Aim – Make an exact copy of the listing below.

Raw data –

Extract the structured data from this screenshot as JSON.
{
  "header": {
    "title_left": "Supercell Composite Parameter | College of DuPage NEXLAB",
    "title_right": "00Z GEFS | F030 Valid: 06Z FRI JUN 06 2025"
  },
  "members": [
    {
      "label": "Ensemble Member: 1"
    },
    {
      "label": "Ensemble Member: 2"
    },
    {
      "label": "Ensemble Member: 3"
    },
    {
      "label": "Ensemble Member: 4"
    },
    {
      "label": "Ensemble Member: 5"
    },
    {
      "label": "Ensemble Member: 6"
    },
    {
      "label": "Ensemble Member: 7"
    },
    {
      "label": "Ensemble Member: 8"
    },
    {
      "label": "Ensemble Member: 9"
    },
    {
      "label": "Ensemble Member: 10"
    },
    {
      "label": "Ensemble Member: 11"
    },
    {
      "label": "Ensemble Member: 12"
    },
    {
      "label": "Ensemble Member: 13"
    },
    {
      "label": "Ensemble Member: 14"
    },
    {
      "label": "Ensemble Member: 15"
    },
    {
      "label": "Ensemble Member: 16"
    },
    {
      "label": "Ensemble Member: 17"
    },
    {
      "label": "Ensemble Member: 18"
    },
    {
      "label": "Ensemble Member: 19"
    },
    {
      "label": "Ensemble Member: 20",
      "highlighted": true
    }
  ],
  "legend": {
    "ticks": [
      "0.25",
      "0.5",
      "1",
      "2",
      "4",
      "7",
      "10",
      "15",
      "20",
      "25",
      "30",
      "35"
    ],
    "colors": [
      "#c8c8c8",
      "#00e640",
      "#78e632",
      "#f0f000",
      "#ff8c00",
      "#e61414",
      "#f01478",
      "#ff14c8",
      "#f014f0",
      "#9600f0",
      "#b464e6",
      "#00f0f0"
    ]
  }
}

Expected answer –
Extract the structured data from this screenshot as JSON.
{
  "header": {
    "title_left": "Supercell Composite Parameter | College of DuPage NEXLAB",
    "title_right": "00Z GEFS | F030 Valid: 06Z FRI JUN 06 2025"
  },
  "members": [
    {
      "label": "Ensemble Member: 1"
    },
    {
      "label": "Ensemble Member: 2"
    },
    {
      "label": "Ensemble Member: 3"
    },
    {
      "label": "Ensemble Member: 4"
    },
    {
      "label": "Ensemble Member: 5"
    },
    {
      "label": "Ensemble Member: 6"
    },
    {
      "label": "Ensemble Member: 7"
    },
    {
      "label": "Ensemble Member: 8"
    },
    {
      "label": "Ensemble Member: 9"
    },
    {
      "label": "Ensemble Member: 10"
    },
    {
      "label": "Ensemble Member: 11"
    },
    {
      "label": "Ensemble Member: 12"
    },
    {
      "label": "Ensemble Member: 13"
    },
    {
      "label": "Ensemble Member: 14"
    },
    {
      "label": "Ensemble Member: 15"
    },
    {
      "label": "Ensemble Member: 16"
    },
    {
      "label": "Ensemble Member: 17"
    },
    {
      "label": "Ensemble Member: 18"
    },
    {
      "label": "Ensemble Member: 19"
    },
    {
      "label": "Ensemble Member: 20",
      "highlighted": true
    }
  ],
  "legend": {
    "ticks": [
      "0.25",
      "0.5",
      "1",
      "2",
      "4",
      "7",
      "10",
      "15",
      "20",
      "25",
      "30",
      "35"
    ],
    "colors": [
      "#c8c8c8",
      "#00e640",
      "#78e632",
      "#f0f000",
      "#ff8c00",
      "#e61414",
      "#f01478",
      "#ff14c8",
      "#f014f0",
      "#9600f0",
      "#b464e6",
      "#00f0f0"
    ]
  }
}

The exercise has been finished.